A run of records
-- -- --

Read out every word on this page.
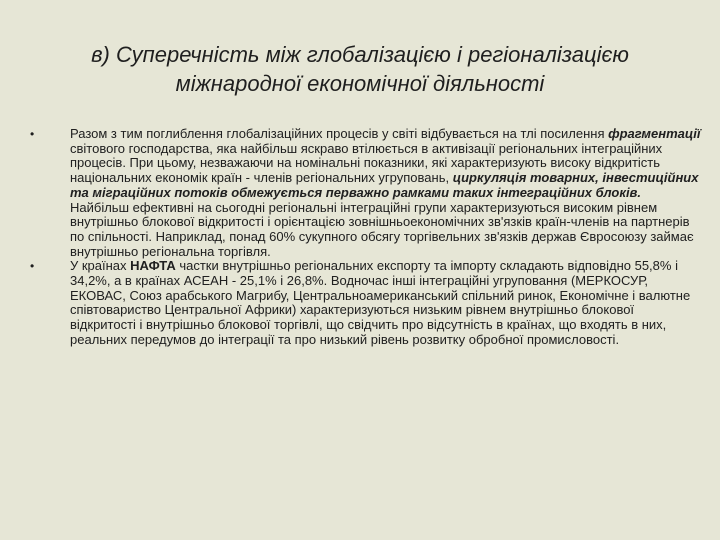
в) Суперечність між глобалізацією і регіоналізацією
міжнародної економічної діяльності
•	Разом з тим поглиблення глобалізаційних процесів у світі відбувається на тлі посилення фрагментації світового господарства, яка найбільш яскраво втілюється в активізації регіональних інтеграційних процесів. При цьому, незважаючи на номінальні показники, які характеризують високу відкритість національних економік країн - членів регіональних угруповань, циркуляція товарних, інвестиційних та міграційних потоків обмежується перважно рамками таких інтеграційних блоків.

Найбільш ефективні на сьогодні регіональні інтеграційні групи характеризуються високим рівнем внутрішньо блокової відкритості і орієнтацією зовнішньоекономічних зв'язків країн-членів на партнерів по спільності. Наприклад, понад 60% сукупного обсягу торгівельних зв'язків держав Євросоюзу займає внутрішньо регіональна торгівля.

•	У країнах НАФТА частки внутрішньо регіональних експорту та імпорту складають відповідно 55,8% і 34,2%, а в країнах АСЕАН - 25,1% і 26,8%. Водночас інші інтеграційні угруповання (МЕРКОСУР, ЕКОВАС, Союз арабського Магрибу, Центральноамериканський спільний ринок, Економічне і валютне співтовариство Центральної Африки) характеризуються низьким рівнем внутрішньо блокової відкритості і внутрішньо блокової торгівлі, що свідчить про відсутність в країнах, що входять в них, реальних передумов до інтеграції та про низький рівень розвитку обробної промисловості.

-- -- --

### WHAT IS REQUIRED
Set down every entry word for word, but omit the pictures.

### ANSWER TO THE PROBLEM
Read out every word on this page.
в) Суперечність між глобалізацією і регіоналізацією
міжнародної економічної діяльності
•	Разом з тим поглиблення глобалізаційних процесів у світі відбувається на тлі посилення фрагментації світового господарства, яка найбільш яскраво втілюється в активізації регіональних інтеграційних процесів. При цьому, незважаючи на номінальні показники, які характеризують високу відкритість національних економік країн - членів регіональних угруповань, циркуляція товарних, інвестиційних та міграційних потоків обмежується перважно рамками таких інтеграційних блоків.

Найбільш ефективні на сьогодні регіональні інтеграційні групи характеризуються високим рівнем внутрішньо блокової відкритості і орієнтацією зовнішньоекономічних зв'язків країн-членів на партнерів по спільності. Наприклад, понад 60% сукупного обсягу торгівельних зв'язків держав Євросоюзу займає внутрішньо регіональна торгівля.

•	У країнах НАФТА частки внутрішньо регіональних експорту та імпорту складають відповідно 55,8% і 34,2%, а в країнах АСЕАН - 25,1% і 26,8%. Водночас інші інтеграційні угруповання (МЕРКОСУР, ЕКОВАС, Союз арабського Магрибу, Центральноамериканський спільний ринок, Економічне і валютне співтовариство Центральної Африки) характеризуються низьким рівнем внутрішньо блокової відкритості і внутрішньо блокової торгівлі, що свідчить про відсутність в країнах, що входять в них, реальних передумов до інтеграції та про низький рівень розвитку обробної промисловості.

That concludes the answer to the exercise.